[ИСХОДНЫЙ ФРАГМЕНТ]
<<<<
Если не принимать в расчет существующую в науке гипотезу о путешествии самого Босха в Северную Италию, то наиболее вероятным представляется изучение любознательным венецианцем четырех его панелей, выполненных в первом десятилетии века и обозначаемых обычно как «Видение потустороннего мира» (ныне – Венеция, Палаццо дожей). В настоящее время они с достаточной степенью уверенности отождествляются с картинами, представляющими «ад» и «сны», которые Микиэль в 1521 году видел в венецианском собрании кардинала Доменико Гримани, что делает гипотезу о знакомстве с ними Джорджоне вполне правдоподобной [6, c. 313]. Две из них, показывающие низвержение грешников и последующие адские мучения, несмотря на скверное состояние сохранности, все равно оставляют незабываемое впечатление редкостного колористического богатства. Оно формируется благодаря исключительной тонкой нюансировке насыщенных темно-коричневых тонов, сквозь пелену которых неверными силуэтами рисуются намеченные мазками охристо-красноватого цвета фрагменты обнаженных тел, тающих во мраке, и приметы адского ландшафта, искусно подсвеченные яркими «бенгальскими» вспышками ослепительного света.
>>>>
[СТРОКИ ДАННЫХ]
<<<<
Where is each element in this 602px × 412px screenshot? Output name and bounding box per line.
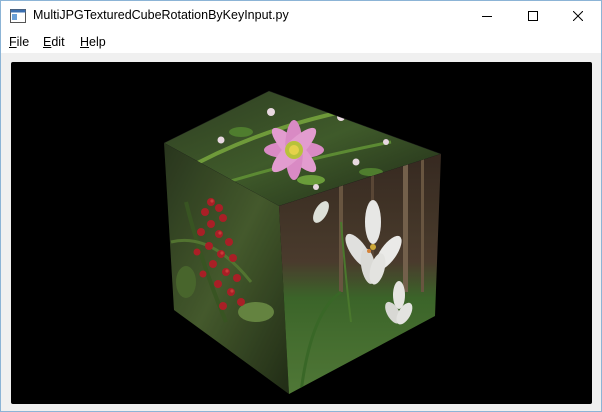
>>>>
[ПОСТАВЛЕННАЯ ЦЕЛЬ 1] В каком году Микиэль видел картины, изображающие «ад» и «сны», в венецианском собрании кардинала Доменико Гримани? Ответ найдите, пожалуйста, в исходном фрагменте о панелях Босха.
[ПОСТАВЛЕННАЯ ЦЕЛЬ 2] Продолжите текст о панелях Босха, начав сразу после его последнего предложения.

[ПИСЬМЕННЫЙ ОТВЕТ 1] В 1521 году.

[ПИСЬМЕННЫЙ ОТВЕТ 2]
Повторение организованной с таким искусством светотеневой аранжировки представляло собой настоящий вызов творческому умению венецианцев. Среди тех, кто принял его, был не только Джорджоне, но и другие художники: Тициан, Лоренцо Лотто. Савольдо. Наиболее близким в стилистическом отношении к утраченному оригиналу Джорджоне мог располагаться «Кающийся Иероним» Тициана из Лувра, с его мертвенно-бледным свечением, исходящим от заслоненного мощным стволом лунного диска. Возникшая в 1531 году на волне преобладания в его творчестве ретроспективных тенденций, тициановская картина, подобно некоторым другим его произведениям тех лет, характеризуется стремлением к оригинальному обыгрыванию джорджониевских инвенций, теперь увиденных как бы заново с высоты собственного опыта. Но вот что интересно: ее герой, уже более не одинокий философ, но – деятель церкви, о чем напоминает покоящаяся перед ним кардинальская шляпа, и он снова предстает перед нами в скорбном обличье кающегося грешника, оставившего тщетные размышления во имя мучительного самоистязания перед лицом распятия. Знаменательная перемена! Аналогии с «Иеронимами» других венецианских художников тех лет убеждают в том, что она осуществилась не по случайной прихоти автора, но была вполне логичным выражением общей закономерности в эволюции сюжета, заметной также у Лоренцо Лотто, на протяжении длительного времени выполнившего не менее таких пяти работ [7, c. 88-90, 94-96, 102-107, 210-211]. В наиболее ранней из них (1506, Париж, Лувр) это именно пустыня с горными кряжами и глубокими ущельями, где на узком каменистом плато нашел прибежище Иероним, угрюмый анахорет и отшельник, столь живо напоминающий персонажа Беллини, что воздействие старшего мастера на выбор пространственного сценария и трактовку образа героя представляется совершенно бесспорным. Однако в том, что касается световоздушной среды с ее гаснущим у самого горизонта, над далекой горной грядой, закатом, то здесь беллиниевское влияние уступает место впечатлениям от искусства германских художников, главным образом Альтдорфера.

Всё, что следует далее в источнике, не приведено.